Leave out any pictures and transcribe all other data below exactly.

**Information shown**

○ ○ ○ ○ ○ ○ ○

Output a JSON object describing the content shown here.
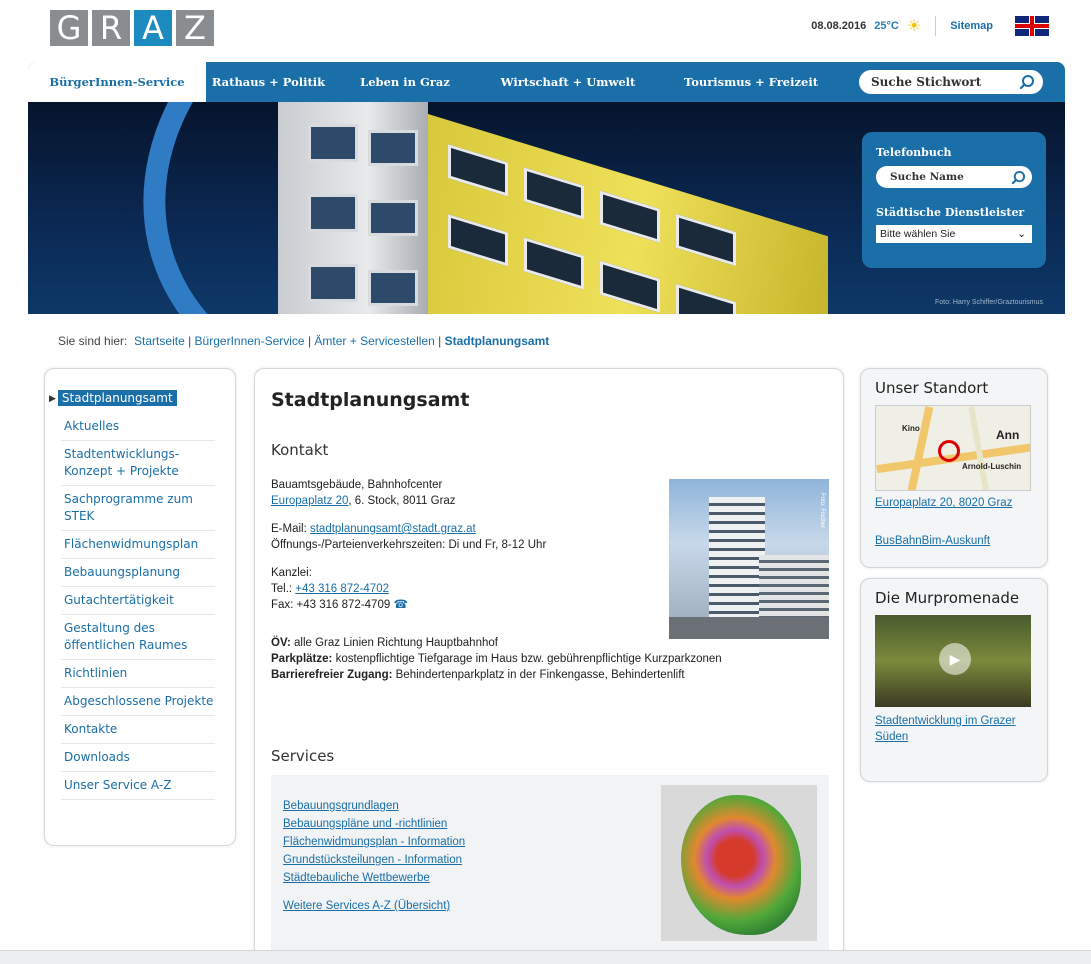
{
  "logo": {
    "letters": [
      "G",
      "R",
      "A",
      "Z"
    ]
  },
  "topbar": {
    "date": "08.08.2016",
    "temperature": "25°C",
    "weather_icon": "sun-icon",
    "sitemap": "Sitemap",
    "language_icon": "uk-flag-icon"
  },
  "nav": {
    "tabs": [
      {
        "label": "BürgerInnen-Service",
        "active": true
      },
      {
        "label": "Rathaus + Politik"
      },
      {
        "label": "Leben in Graz"
      },
      {
        "label": "Wirtschaft + Umwelt"
      },
      {
        "label": "Tourismus + Freizeit"
      }
    ],
    "search_placeholder": "Suche Stichwort"
  },
  "hero": {
    "credit": "Foto: Harry Schiffer/Graztourismus",
    "phonebook_label": "Telefonbuch",
    "phonebook_placeholder": "Suche Name",
    "services_label": "Städtische Dienstleister",
    "services_select": "Bitte wählen Sie"
  },
  "breadcrumb": {
    "prefix": "Sie sind hier:",
    "items": [
      "Startseite",
      "BürgerInnen-Service",
      "Ämter + Servicestellen"
    ],
    "current": "Stadtplanungsamt"
  },
  "sidebar": {
    "active": "Stadtplanungsamt",
    "items": [
      "Aktuelles",
      "Stadtentwicklungs-Konzept + Projekte",
      "Sachprogramme zum STEK",
      "Flächenwidmungsplan",
      "Bebauungsplanung",
      "Gutachtertätigkeit",
      "Gestaltung des öffentlichen Raumes",
      "Richtlinien",
      "Abgeschlossene Projekte",
      "Kontakte",
      "Downloads",
      "Unser Service A-Z"
    ]
  },
  "main": {
    "title": "Stadtplanungsamt",
    "contact_heading": "Kontakt",
    "building": "Bauamtsgebäude, Bahnhofcenter",
    "address_link": "Europaplatz 20",
    "address_rest": ", 6. Stock, 8011 Graz",
    "email_label": "E-Mail:",
    "email": "stadtplanungsamt@stadt.graz.at",
    "hours": "Öffnungs-/Parteienverkehrszeiten: Di und Fr, 8-12 Uhr",
    "office_label": "Kanzlei:",
    "tel_label": "Tel.:",
    "tel": "+43 316 872-4702",
    "fax": "Fax: +43 316 872-4709",
    "photo_caption": "Foto: Fischer",
    "ov_label": "ÖV:",
    "ov_text": "alle Graz Linien Richtung Hauptbahnhof",
    "parking_label": "Parkplätze:",
    "parking_text": "kostenpflichtige Tiefgarage im Haus bzw. gebührenpflichtige Kurzparkzonen",
    "access_label": "Barrierefreier Zugang:",
    "access_text": "Behindertenparkplatz in der Finkengasse, Behindertenlift",
    "services_heading": "Services",
    "services_links": [
      "Bebauungsgrundlagen",
      "Bebauungspläne und -richtlinien",
      "Flächenwidmungsplan - Information",
      "Grundstücksteilungen - Information",
      "Städtebauliche Wettbewerbe"
    ],
    "services_more": "Weitere Services A-Z (Übersicht)"
  },
  "right": {
    "location_title": "Unser Standort",
    "location_link": "Europaplatz 20, 8020 Graz",
    "transit_link": "BusBahnBim-Auskunft",
    "map_labels": [
      "Kino",
      "Ann",
      "Arnold-Luschin"
    ],
    "mur_title": "Die Murpromenade",
    "mur_link": "Stadtentwicklung im Grazer Süden"
  }
}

○ ○ ○ ○ ○ ○ ○

**Exercise response**
Output a JSON object describing the content shown here.
{
  "logo": {
    "letters": [
      "G",
      "R",
      "A",
      "Z"
    ]
  },
  "topbar": {
    "date": "08.08.2016",
    "temperature": "25°C",
    "weather_icon": "sun-icon",
    "sitemap": "Sitemap",
    "language_icon": "uk-flag-icon"
  },
  "nav": {
    "tabs": [
      {
        "label": "BürgerInnen-Service",
        "active": true
      },
      {
        "label": "Rathaus + Politik"
      },
      {
        "label": "Leben in Graz"
      },
      {
        "label": "Wirtschaft + Umwelt"
      },
      {
        "label": "Tourismus + Freizeit"
      }
    ],
    "search_placeholder": "Suche Stichwort"
  },
  "hero": {
    "credit": "Foto: Harry Schiffer/Graztourismus",
    "phonebook_label": "Telefonbuch",
    "phonebook_placeholder": "Suche Name",
    "services_label": "Städtische Dienstleister",
    "services_select": "Bitte wählen Sie"
  },
  "breadcrumb": {
    "prefix": "Sie sind hier:",
    "items": [
      "Startseite",
      "BürgerInnen-Service",
      "Ämter + Servicestellen"
    ],
    "current": "Stadtplanungsamt"
  },
  "sidebar": {
    "active": "Stadtplanungsamt",
    "items": [
      "Aktuelles",
      "Stadtentwicklungs-Konzept + Projekte",
      "Sachprogramme zum STEK",
      "Flächenwidmungsplan",
      "Bebauungsplanung",
      "Gutachtertätigkeit",
      "Gestaltung des öffentlichen Raumes",
      "Richtlinien",
      "Abgeschlossene Projekte",
      "Kontakte",
      "Downloads",
      "Unser Service A-Z"
    ]
  },
  "main": {
    "title": "Stadtplanungsamt",
    "contact_heading": "Kontakt",
    "building": "Bauamtsgebäude, Bahnhofcenter",
    "address_link": "Europaplatz 20",
    "address_rest": ", 6. Stock, 8011 Graz",
    "email_label": "E-Mail:",
    "email": "stadtplanungsamt@stadt.graz.at",
    "hours": "Öffnungs-/Parteienverkehrszeiten: Di und Fr, 8-12 Uhr",
    "office_label": "Kanzlei:",
    "tel_label": "Tel.:",
    "tel": "+43 316 872-4702",
    "fax": "Fax: +43 316 872-4709",
    "photo_caption": "Foto: Fischer",
    "ov_label": "ÖV:",
    "ov_text": "alle Graz Linien Richtung Hauptbahnhof",
    "parking_label": "Parkplätze:",
    "parking_text": "kostenpflichtige Tiefgarage im Haus bzw. gebührenpflichtige Kurzparkzonen",
    "access_label": "Barrierefreier Zugang:",
    "access_text": "Behindertenparkplatz in der Finkengasse, Behindertenlift",
    "services_heading": "Services",
    "services_links": [
      "Bebauungsgrundlagen",
      "Bebauungspläne und -richtlinien",
      "Flächenwidmungsplan - Information",
      "Grundstücksteilungen - Information",
      "Städtebauliche Wettbewerbe"
    ],
    "services_more": "Weitere Services A-Z (Übersicht)"
  },
  "right": {
    "location_title": "Unser Standort",
    "location_link": "Europaplatz 20, 8020 Graz",
    "transit_link": "BusBahnBim-Auskunft",
    "map_labels": [
      "Kino",
      "Ann",
      "Arnold-Luschin"
    ],
    "mur_title": "Die Murpromenade",
    "mur_link": "Stadtentwicklung im Grazer Süden"
  }
}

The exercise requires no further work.